• _Brief_
Find every line in the records below that holds the word "color", and copy each one.

• _Extracted records_
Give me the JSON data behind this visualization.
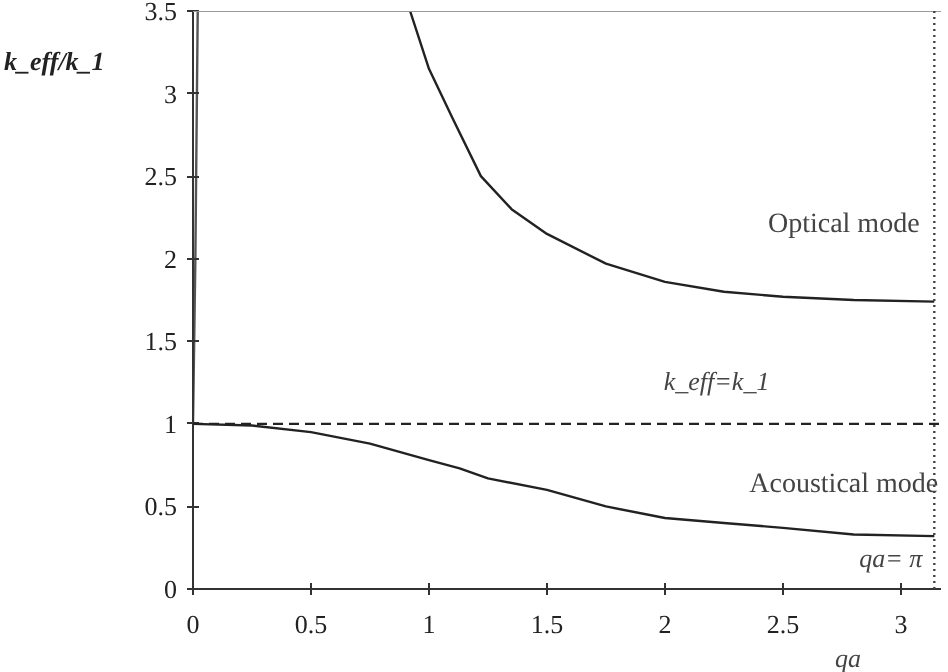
{
  "chart_data": {
    "type": "line",
    "xlabel": "qa",
    "ylabel": "k_eff/k_1",
    "xlim": [
      0,
      3.17
    ],
    "ylim": [
      0,
      3.5
    ],
    "xticks": [
      0,
      0.5,
      1,
      1.5,
      2,
      2.5,
      3
    ],
    "yticks": [
      0,
      0.5,
      1,
      1.5,
      2,
      2.5,
      3,
      3.5
    ],
    "grid": false,
    "marker": "none",
    "line_style": "solid",
    "series": [
      {
        "color": "#222222",
        "x": [
          0.92,
          1.0,
          1.1,
          1.22,
          1.35,
          1.5,
          1.75,
          2.0,
          2.25,
          2.5,
          2.8,
          3.1416
        ],
        "values": [
          3.5,
          3.15,
          2.85,
          2.5,
          2.3,
          2.15,
          1.97,
          1.86,
          1.8,
          1.77,
          1.75,
          1.74
        ]
      },
      {
        "color": "#222222",
        "x": [
          0,
          0.25,
          0.5,
          0.75,
          1.0,
          1.13,
          1.25,
          1.5,
          1.75,
          2.0,
          2.25,
          2.5,
          2.8,
          3.1416
        ],
        "values": [
          1,
          0.99,
          0.95,
          0.88,
          0.78,
          0.73,
          0.67,
          0.6,
          0.5,
          0.43,
          0.4,
          0.37,
          0.33,
          0.32
        ]
      },
      {
        "color": "#555555",
        "x": [
          0,
          0.01,
          0.02
        ],
        "values": [
          1,
          2,
          3.5
        ]
      }
    ],
    "ref_lines": [
      {
        "axis": "y",
        "value": 1,
        "label": "k_eff=k_1",
        "line_style": "dashed",
        "color": "#222222"
      },
      {
        "axis": "x",
        "value": 3.1416,
        "label": "qa= π",
        "line_style": "dotted",
        "color": "#444444"
      }
    ],
    "annotations": [
      "Optical mode",
      "Acoustical mode"
    ]
  }
}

• _Task response_
        "color": "#222222",
        "color": "#222222",
        "color": "#555555",
        "color": "#222222"
        "color": "#444444"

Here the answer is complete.